Source data:
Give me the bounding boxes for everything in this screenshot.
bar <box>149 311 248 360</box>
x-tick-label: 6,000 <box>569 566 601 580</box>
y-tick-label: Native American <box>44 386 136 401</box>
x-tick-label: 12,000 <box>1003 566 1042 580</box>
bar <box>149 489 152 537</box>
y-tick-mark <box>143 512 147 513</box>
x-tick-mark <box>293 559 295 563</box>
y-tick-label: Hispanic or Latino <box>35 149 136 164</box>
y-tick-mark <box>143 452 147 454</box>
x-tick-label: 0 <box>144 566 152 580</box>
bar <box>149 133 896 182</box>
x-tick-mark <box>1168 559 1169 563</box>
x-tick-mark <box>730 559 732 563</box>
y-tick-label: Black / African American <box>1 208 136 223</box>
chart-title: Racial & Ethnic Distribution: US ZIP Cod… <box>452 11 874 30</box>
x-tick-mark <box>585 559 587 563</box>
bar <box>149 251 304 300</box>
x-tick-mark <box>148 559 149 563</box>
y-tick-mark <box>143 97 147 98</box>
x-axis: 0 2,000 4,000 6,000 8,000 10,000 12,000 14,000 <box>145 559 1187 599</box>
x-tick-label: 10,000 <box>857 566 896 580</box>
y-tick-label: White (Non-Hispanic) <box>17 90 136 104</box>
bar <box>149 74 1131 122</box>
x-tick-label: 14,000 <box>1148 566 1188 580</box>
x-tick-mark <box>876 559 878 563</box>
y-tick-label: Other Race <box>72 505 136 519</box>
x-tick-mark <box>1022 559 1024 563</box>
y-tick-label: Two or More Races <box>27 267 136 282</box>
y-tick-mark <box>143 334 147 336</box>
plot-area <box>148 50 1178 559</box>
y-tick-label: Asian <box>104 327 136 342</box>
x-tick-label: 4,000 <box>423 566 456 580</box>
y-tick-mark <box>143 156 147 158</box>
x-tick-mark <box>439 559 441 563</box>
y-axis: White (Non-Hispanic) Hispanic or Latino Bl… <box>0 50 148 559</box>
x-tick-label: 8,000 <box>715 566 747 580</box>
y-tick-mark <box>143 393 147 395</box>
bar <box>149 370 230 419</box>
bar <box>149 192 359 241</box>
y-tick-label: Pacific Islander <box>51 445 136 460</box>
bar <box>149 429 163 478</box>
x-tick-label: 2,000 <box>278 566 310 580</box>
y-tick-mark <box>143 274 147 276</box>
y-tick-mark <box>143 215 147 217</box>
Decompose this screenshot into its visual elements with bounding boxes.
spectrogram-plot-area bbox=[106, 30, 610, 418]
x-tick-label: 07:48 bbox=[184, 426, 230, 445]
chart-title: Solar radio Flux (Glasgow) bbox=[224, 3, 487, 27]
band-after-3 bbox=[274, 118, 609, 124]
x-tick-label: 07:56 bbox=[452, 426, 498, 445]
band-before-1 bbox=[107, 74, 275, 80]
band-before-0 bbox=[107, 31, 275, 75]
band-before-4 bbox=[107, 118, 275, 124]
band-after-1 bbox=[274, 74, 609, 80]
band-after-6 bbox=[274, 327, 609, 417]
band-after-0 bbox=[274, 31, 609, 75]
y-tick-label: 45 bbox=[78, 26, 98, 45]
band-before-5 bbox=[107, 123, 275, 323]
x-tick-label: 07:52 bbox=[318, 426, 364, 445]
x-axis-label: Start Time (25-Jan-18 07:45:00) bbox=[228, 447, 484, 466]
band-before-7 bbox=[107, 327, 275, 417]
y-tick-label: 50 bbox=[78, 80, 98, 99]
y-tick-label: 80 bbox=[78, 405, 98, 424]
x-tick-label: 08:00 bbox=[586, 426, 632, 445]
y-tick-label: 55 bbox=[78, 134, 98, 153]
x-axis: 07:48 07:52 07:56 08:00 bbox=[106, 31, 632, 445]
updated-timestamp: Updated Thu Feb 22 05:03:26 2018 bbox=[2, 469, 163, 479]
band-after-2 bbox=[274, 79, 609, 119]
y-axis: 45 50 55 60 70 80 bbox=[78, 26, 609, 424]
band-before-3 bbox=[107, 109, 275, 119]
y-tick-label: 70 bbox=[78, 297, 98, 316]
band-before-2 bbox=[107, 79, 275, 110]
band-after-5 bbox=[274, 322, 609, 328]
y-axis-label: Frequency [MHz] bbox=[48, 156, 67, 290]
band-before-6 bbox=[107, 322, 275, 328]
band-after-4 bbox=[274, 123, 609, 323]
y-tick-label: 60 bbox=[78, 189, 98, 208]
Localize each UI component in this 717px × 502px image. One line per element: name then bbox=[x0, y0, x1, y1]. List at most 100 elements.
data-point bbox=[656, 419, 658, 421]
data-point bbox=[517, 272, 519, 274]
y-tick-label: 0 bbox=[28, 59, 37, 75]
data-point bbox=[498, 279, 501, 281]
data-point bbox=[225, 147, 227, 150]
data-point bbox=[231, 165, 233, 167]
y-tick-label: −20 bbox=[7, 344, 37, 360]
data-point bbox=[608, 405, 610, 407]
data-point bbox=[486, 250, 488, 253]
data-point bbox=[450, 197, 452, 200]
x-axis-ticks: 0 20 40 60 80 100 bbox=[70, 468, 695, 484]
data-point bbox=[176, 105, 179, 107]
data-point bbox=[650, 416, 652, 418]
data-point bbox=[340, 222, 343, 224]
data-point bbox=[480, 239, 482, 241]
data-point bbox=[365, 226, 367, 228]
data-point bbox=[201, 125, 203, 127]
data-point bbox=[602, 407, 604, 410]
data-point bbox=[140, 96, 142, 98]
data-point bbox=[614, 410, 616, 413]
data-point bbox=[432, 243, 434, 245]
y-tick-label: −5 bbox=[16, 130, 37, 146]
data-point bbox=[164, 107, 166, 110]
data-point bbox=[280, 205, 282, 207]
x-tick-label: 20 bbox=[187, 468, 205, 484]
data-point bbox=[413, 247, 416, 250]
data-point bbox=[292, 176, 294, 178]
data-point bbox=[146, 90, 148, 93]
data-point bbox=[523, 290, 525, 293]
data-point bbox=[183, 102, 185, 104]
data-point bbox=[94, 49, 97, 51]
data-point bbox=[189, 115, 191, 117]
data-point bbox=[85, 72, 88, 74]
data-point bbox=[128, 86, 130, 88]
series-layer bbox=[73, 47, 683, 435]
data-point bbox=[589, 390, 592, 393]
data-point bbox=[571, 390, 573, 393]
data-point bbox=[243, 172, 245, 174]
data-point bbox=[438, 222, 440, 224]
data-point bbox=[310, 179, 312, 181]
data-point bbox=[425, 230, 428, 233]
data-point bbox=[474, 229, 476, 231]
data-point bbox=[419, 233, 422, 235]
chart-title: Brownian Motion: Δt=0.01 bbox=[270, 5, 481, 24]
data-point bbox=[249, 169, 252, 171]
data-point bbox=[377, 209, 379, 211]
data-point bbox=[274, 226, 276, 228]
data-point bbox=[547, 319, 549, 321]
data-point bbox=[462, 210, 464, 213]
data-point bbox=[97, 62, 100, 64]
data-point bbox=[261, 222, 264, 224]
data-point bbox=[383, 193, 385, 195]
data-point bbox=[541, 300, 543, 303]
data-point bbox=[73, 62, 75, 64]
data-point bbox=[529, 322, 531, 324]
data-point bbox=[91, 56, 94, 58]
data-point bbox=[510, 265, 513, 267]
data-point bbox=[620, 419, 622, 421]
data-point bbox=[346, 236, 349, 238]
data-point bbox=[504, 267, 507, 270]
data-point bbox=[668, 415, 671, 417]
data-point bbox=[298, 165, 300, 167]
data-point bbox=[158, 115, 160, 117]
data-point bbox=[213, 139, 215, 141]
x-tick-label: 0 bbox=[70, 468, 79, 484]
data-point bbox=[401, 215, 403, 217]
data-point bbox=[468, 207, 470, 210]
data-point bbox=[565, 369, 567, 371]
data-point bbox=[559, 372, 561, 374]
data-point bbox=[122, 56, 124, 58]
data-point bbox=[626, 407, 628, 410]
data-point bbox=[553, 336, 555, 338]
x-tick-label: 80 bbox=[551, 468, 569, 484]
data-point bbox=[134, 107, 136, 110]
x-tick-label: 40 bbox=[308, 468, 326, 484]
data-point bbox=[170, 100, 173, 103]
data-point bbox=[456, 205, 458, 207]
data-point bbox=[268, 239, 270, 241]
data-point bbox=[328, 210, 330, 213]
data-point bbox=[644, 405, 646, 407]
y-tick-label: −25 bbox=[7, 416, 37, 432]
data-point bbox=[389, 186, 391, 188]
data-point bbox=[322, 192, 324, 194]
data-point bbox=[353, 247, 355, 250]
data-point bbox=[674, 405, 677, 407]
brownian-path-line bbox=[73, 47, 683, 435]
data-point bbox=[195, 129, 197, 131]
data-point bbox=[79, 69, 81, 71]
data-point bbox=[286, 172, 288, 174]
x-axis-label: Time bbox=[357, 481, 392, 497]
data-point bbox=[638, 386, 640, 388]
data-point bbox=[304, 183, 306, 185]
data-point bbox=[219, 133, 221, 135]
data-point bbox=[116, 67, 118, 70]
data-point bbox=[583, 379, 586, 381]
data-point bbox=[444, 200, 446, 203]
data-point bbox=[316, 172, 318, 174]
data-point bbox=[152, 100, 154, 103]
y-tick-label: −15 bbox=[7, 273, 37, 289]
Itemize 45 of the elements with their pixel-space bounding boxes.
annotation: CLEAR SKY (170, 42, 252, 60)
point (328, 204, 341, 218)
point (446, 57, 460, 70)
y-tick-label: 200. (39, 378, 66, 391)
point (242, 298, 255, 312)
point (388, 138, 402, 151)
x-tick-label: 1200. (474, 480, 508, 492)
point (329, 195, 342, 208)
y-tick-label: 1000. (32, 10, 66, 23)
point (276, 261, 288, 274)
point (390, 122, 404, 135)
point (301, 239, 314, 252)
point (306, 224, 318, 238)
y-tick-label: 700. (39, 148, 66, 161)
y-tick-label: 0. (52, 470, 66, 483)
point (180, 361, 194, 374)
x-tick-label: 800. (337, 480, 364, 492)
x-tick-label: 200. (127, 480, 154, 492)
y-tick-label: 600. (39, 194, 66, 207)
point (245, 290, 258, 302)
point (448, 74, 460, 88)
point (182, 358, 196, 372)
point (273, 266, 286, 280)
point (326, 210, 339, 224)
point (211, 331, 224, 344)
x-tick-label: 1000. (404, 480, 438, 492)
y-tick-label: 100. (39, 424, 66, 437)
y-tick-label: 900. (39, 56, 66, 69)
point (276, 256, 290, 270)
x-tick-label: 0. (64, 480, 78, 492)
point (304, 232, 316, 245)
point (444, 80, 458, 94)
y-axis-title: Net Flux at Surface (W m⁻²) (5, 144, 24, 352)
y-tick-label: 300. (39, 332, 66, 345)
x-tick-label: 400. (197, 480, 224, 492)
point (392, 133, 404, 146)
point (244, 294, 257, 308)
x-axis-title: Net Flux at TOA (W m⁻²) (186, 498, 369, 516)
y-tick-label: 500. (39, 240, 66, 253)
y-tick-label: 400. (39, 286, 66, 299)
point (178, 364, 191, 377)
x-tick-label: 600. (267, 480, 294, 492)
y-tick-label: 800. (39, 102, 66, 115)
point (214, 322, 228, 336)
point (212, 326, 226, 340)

Task to carry out:
Copy the rows from the very first line down to and including the line containing "x-tick-mark <box>730 559 732 563</box>", swapping each "bar" for "column" and changing nothing else.

Answer below:
Give me the bounding boxes for everything in this screenshot.
column <box>149 311 248 360</box>
x-tick-label: 6,000 <box>569 566 601 580</box>
y-tick-label: Native American <box>44 386 136 401</box>
x-tick-label: 12,000 <box>1003 566 1042 580</box>
column <box>149 489 152 537</box>
y-tick-mark <box>143 512 147 513</box>
x-tick-mark <box>293 559 295 563</box>
y-tick-label: Hispanic or Latino <box>35 149 136 164</box>
y-tick-mark <box>143 452 147 454</box>
x-tick-label: 0 <box>144 566 152 580</box>
column <box>149 133 896 182</box>
x-tick-mark <box>1168 559 1169 563</box>
x-tick-mark <box>730 559 732 563</box>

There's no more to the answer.